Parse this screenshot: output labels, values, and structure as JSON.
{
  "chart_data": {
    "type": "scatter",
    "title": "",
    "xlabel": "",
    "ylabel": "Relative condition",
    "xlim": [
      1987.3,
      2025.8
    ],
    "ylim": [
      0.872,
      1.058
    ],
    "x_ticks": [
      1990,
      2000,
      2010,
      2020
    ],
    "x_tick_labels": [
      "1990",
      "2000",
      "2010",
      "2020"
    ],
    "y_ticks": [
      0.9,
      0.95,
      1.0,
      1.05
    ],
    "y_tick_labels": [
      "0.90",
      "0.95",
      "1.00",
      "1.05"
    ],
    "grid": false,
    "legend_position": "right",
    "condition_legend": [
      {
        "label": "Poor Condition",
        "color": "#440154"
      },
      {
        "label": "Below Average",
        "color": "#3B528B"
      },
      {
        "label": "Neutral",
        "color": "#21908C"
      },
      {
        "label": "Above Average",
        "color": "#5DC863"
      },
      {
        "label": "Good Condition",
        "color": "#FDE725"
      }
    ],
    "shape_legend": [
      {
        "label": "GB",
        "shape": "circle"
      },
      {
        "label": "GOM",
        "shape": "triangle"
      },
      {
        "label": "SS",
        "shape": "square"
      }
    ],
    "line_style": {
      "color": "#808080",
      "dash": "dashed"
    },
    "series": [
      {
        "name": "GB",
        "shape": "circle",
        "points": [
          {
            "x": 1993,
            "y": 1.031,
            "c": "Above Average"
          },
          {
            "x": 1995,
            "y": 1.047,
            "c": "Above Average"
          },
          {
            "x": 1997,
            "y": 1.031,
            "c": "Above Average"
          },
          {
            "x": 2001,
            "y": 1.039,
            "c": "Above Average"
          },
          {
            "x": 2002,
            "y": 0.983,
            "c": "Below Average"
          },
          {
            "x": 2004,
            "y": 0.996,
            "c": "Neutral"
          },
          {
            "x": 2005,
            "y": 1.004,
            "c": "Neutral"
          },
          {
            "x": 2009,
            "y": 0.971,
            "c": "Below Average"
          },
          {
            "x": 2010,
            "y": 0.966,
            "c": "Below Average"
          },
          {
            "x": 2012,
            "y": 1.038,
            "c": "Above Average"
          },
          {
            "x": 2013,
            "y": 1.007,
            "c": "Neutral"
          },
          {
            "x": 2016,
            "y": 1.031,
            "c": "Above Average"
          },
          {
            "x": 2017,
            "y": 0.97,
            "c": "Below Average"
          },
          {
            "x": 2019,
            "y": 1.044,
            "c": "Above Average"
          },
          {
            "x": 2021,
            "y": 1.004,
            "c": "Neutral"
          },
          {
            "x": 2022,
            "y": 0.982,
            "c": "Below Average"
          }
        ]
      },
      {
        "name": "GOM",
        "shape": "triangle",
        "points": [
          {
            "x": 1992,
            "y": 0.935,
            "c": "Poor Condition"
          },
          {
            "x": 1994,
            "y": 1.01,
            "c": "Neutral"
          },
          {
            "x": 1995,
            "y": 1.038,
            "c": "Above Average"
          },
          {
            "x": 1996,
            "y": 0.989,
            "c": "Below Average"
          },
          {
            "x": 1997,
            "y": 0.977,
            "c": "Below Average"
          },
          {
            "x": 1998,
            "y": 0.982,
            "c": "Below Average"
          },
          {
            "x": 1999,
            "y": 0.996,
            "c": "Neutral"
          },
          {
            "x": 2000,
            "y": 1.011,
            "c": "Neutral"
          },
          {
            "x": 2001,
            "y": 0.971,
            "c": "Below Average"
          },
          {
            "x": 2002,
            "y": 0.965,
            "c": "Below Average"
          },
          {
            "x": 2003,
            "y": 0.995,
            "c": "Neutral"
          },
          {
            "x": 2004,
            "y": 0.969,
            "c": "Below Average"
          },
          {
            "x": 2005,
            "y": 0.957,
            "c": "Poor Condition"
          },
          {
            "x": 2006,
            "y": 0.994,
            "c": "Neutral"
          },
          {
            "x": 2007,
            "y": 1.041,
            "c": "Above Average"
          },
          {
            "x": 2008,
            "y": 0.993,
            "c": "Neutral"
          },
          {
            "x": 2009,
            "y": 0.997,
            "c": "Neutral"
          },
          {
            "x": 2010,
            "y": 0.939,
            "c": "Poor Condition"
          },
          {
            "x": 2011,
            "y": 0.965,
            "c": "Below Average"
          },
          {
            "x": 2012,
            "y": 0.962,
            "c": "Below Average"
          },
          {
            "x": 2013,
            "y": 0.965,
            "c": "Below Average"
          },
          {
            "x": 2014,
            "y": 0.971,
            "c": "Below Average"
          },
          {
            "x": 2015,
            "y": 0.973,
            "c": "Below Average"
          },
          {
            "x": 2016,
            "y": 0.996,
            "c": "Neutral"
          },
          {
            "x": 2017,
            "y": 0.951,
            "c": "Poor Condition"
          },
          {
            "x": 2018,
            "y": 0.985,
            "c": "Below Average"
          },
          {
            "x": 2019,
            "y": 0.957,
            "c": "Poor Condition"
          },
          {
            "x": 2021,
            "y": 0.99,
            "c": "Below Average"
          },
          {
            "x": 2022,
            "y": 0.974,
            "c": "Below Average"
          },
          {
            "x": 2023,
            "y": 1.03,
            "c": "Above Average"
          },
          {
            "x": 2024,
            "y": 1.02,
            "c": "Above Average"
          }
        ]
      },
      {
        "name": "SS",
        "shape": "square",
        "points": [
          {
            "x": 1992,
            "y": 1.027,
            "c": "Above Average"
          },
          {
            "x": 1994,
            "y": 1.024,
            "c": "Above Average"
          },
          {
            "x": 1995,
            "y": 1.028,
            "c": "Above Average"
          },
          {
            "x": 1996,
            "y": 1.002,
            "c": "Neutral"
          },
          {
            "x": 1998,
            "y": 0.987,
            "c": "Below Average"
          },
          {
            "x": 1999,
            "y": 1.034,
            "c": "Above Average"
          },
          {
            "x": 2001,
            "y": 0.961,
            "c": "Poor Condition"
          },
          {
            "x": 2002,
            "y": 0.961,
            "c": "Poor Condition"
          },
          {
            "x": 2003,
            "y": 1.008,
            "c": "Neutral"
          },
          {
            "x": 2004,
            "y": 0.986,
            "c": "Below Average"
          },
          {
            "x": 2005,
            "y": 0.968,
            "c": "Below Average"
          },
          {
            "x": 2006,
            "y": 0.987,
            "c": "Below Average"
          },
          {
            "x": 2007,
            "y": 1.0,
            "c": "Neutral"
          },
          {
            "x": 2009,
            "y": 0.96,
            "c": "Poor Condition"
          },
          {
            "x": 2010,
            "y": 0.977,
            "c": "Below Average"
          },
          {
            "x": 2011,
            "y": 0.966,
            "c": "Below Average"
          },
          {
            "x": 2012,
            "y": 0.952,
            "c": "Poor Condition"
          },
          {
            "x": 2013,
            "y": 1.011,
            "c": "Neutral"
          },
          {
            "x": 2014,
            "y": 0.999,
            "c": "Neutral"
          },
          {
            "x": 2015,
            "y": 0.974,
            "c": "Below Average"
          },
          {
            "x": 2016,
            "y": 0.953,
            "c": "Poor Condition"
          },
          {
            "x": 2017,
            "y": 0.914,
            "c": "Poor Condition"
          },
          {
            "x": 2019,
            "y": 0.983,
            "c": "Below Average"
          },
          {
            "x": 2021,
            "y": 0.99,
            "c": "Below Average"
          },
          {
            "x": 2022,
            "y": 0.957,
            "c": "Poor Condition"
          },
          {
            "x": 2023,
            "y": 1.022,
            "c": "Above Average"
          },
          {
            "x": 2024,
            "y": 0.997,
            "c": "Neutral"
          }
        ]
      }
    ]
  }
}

Short problem
Quote the material exactly, leaving nothing out.

Response below
Parse this screenshot: output labels, values, and structure as JSON.
{
  "chart_data": {
    "type": "scatter",
    "title": "",
    "xlabel": "",
    "ylabel": "Relative condition",
    "xlim": [
      1987.3,
      2025.8
    ],
    "ylim": [
      0.872,
      1.058
    ],
    "x_ticks": [
      1990,
      2000,
      2010,
      2020
    ],
    "x_tick_labels": [
      "1990",
      "2000",
      "2010",
      "2020"
    ],
    "y_ticks": [
      0.9,
      0.95,
      1.0,
      1.05
    ],
    "y_tick_labels": [
      "0.90",
      "0.95",
      "1.00",
      "1.05"
    ],
    "grid": false,
    "legend_position": "right",
    "condition_legend": [
      {
        "label": "Poor Condition",
        "color": "#440154"
      },
      {
        "label": "Below Average",
        "color": "#3B528B"
      },
      {
        "label": "Neutral",
        "color": "#21908C"
      },
      {
        "label": "Above Average",
        "color": "#5DC863"
      },
      {
        "label": "Good Condition",
        "color": "#FDE725"
      }
    ],
    "shape_legend": [
      {
        "label": "GB",
        "shape": "circle"
      },
      {
        "label": "GOM",
        "shape": "triangle"
      },
      {
        "label": "SS",
        "shape": "square"
      }
    ],
    "line_style": {
      "color": "#808080",
      "dash": "dashed"
    },
    "series": [
      {
        "name": "GB",
        "shape": "circle",
        "points": [
          {
            "x": 1993,
            "y": 1.031,
            "c": "Above Average"
          },
          {
            "x": 1995,
            "y": 1.047,
            "c": "Above Average"
          },
          {
            "x": 1997,
            "y": 1.031,
            "c": "Above Average"
          },
          {
            "x": 2001,
            "y": 1.039,
            "c": "Above Average"
          },
          {
            "x": 2002,
            "y": 0.983,
            "c": "Below Average"
          },
          {
            "x": 2004,
            "y": 0.996,
            "c": "Neutral"
          },
          {
            "x": 2005,
            "y": 1.004,
            "c": "Neutral"
          },
          {
            "x": 2009,
            "y": 0.971,
            "c": "Below Average"
          },
          {
            "x": 2010,
            "y": 0.966,
            "c": "Below Average"
          },
          {
            "x": 2012,
            "y": 1.038,
            "c": "Above Average"
          },
          {
            "x": 2013,
            "y": 1.007,
            "c": "Neutral"
          },
          {
            "x": 2016,
            "y": 1.031,
            "c": "Above Average"
          },
          {
            "x": 2017,
            "y": 0.97,
            "c": "Below Average"
          },
          {
            "x": 2019,
            "y": 1.044,
            "c": "Above Average"
          },
          {
            "x": 2021,
            "y": 1.004,
            "c": "Neutral"
          },
          {
            "x": 2022,
            "y": 0.982,
            "c": "Below Average"
          }
        ]
      },
      {
        "name": "GOM",
        "shape": "triangle",
        "points": [
          {
            "x": 1992,
            "y": 0.935,
            "c": "Poor Condition"
          },
          {
            "x": 1994,
            "y": 1.01,
            "c": "Neutral"
          },
          {
            "x": 1995,
            "y": 1.038,
            "c": "Above Average"
          },
          {
            "x": 1996,
            "y": 0.989,
            "c": "Below Average"
          },
          {
            "x": 1997,
            "y": 0.977,
            "c": "Below Average"
          },
          {
            "x": 1998,
            "y": 0.982,
            "c": "Below Average"
          },
          {
            "x": 1999,
            "y": 0.996,
            "c": "Neutral"
          },
          {
            "x": 2000,
            "y": 1.011,
            "c": "Neutral"
          },
          {
            "x": 2001,
            "y": 0.971,
            "c": "Below Average"
          },
          {
            "x": 2002,
            "y": 0.965,
            "c": "Below Average"
          },
          {
            "x": 2003,
            "y": 0.995,
            "c": "Neutral"
          },
          {
            "x": 2004,
            "y": 0.969,
            "c": "Below Average"
          },
          {
            "x": 2005,
            "y": 0.957,
            "c": "Poor Condition"
          },
          {
            "x": 2006,
            "y": 0.994,
            "c": "Neutral"
          },
          {
            "x": 2007,
            "y": 1.041,
            "c": "Above Average"
          },
          {
            "x": 2008,
            "y": 0.993,
            "c": "Neutral"
          },
          {
            "x": 2009,
            "y": 0.997,
            "c": "Neutral"
          },
          {
            "x": 2010,
            "y": 0.939,
            "c": "Poor Condition"
          },
          {
            "x": 2011,
            "y": 0.965,
            "c": "Below Average"
          },
          {
            "x": 2012,
            "y": 0.962,
            "c": "Below Average"
          },
          {
            "x": 2013,
            "y": 0.965,
            "c": "Below Average"
          },
          {
            "x": 2014,
            "y": 0.971,
            "c": "Below Average"
          },
          {
            "x": 2015,
            "y": 0.973,
            "c": "Below Average"
          },
          {
            "x": 2016,
            "y": 0.996,
            "c": "Neutral"
          },
          {
            "x": 2017,
            "y": 0.951,
            "c": "Poor Condition"
          },
          {
            "x": 2018,
            "y": 0.985,
            "c": "Below Average"
          },
          {
            "x": 2019,
            "y": 0.957,
            "c": "Poor Condition"
          },
          {
            "x": 2021,
            "y": 0.99,
            "c": "Below Average"
          },
          {
            "x": 2022,
            "y": 0.974,
            "c": "Below Average"
          },
          {
            "x": 2023,
            "y": 1.03,
            "c": "Above Average"
          },
          {
            "x": 2024,
            "y": 1.02,
            "c": "Above Average"
          }
        ]
      },
      {
        "name": "SS",
        "shape": "square",
        "points": [
          {
            "x": 1992,
            "y": 1.027,
            "c": "Above Average"
          },
          {
            "x": 1994,
            "y": 1.024,
            "c": "Above Average"
          },
          {
            "x": 1995,
            "y": 1.028,
            "c": "Above Average"
          },
          {
            "x": 1996,
            "y": 1.002,
            "c": "Neutral"
          },
          {
            "x": 1998,
            "y": 0.987,
            "c": "Below Average"
          },
          {
            "x": 1999,
            "y": 1.034,
            "c": "Above Average"
          },
          {
            "x": 2001,
            "y": 0.961,
            "c": "Poor Condition"
          },
          {
            "x": 2002,
            "y": 0.961,
            "c": "Poor Condition"
          },
          {
            "x": 2003,
            "y": 1.008,
            "c": "Neutral"
          },
          {
            "x": 2004,
            "y": 0.986,
            "c": "Below Average"
          },
          {
            "x": 2005,
            "y": 0.968,
            "c": "Below Average"
          },
          {
            "x": 2006,
            "y": 0.987,
            "c": "Below Average"
          },
          {
            "x": 2007,
            "y": 1.0,
            "c": "Neutral"
          },
          {
            "x": 2009,
            "y": 0.96,
            "c": "Poor Condition"
          },
          {
            "x": 2010,
            "y": 0.977,
            "c": "Below Average"
          },
          {
            "x": 2011,
            "y": 0.966,
            "c": "Below Average"
          },
          {
            "x": 2012,
            "y": 0.952,
            "c": "Poor Condition"
          },
          {
            "x": 2013,
            "y": 1.011,
            "c": "Neutral"
          },
          {
            "x": 2014,
            "y": 0.999,
            "c": "Neutral"
          },
          {
            "x": 2015,
            "y": 0.974,
            "c": "Below Average"
          },
          {
            "x": 2016,
            "y": 0.953,
            "c": "Poor Condition"
          },
          {
            "x": 2017,
            "y": 0.914,
            "c": "Poor Condition"
          },
          {
            "x": 2019,
            "y": 0.983,
            "c": "Below Average"
          },
          {
            "x": 2021,
            "y": 0.99,
            "c": "Below Average"
          },
          {
            "x": 2022,
            "y": 0.957,
            "c": "Poor Condition"
          },
          {
            "x": 2023,
            "y": 1.022,
            "c": "Above Average"
          },
          {
            "x": 2024,
            "y": 0.997,
            "c": "Neutral"
          }
        ]
      }
    ]
  }
}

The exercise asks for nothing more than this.